▸ **What to produce**: Return every line of the material exactly.

▸ **Data entries**:
-------

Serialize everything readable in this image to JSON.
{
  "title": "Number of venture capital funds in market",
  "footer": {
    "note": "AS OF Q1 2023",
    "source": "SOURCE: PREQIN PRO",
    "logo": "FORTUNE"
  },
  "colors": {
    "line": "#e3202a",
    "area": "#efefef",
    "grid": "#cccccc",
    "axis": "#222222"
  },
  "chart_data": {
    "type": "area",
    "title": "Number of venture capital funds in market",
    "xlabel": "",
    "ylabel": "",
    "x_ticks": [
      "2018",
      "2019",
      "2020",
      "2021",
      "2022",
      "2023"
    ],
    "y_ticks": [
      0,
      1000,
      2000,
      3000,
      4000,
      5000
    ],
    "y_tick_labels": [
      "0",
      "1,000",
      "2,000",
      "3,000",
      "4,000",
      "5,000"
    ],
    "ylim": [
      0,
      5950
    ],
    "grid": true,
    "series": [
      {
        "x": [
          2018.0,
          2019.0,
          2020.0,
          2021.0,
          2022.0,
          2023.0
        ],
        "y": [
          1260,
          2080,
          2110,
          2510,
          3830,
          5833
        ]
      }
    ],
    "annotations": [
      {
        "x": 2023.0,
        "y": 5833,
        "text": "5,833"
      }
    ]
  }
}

-------

▸ **Written answer**:
Serialize everything readable in this image to JSON.
{
  "title": "Number of venture capital funds in market",
  "footer": {
    "note": "AS OF Q1 2023",
    "source": "SOURCE: PREQIN PRO",
    "logo": "FORTUNE"
  },
  "colors": {
    "line": "#e3202a",
    "area": "#efefef",
    "grid": "#cccccc",
    "axis": "#222222"
  },
  "chart_data": {
    "type": "area",
    "title": "Number of venture capital funds in market",
    "xlabel": "",
    "ylabel": "",
    "x_ticks": [
      "2018",
      "2019",
      "2020",
      "2021",
      "2022",
      "2023"
    ],
    "y_ticks": [
      0,
      1000,
      2000,
      3000,
      4000,
      5000
    ],
    "y_tick_labels": [
      "0",
      "1,000",
      "2,000",
      "3,000",
      "4,000",
      "5,000"
    ],
    "ylim": [
      0,
      5950
    ],
    "grid": true,
    "series": [
      {
        "x": [
          2018.0,
          2019.0,
          2020.0,
          2021.0,
          2022.0,
          2023.0
        ],
        "y": [
          1260,
          2080,
          2110,
          2510,
          3830,
          5833
        ]
      }
    ],
    "annotations": [
      {
        "x": 2023.0,
        "y": 5833,
        "text": "5,833"
      }
    ]
  }
}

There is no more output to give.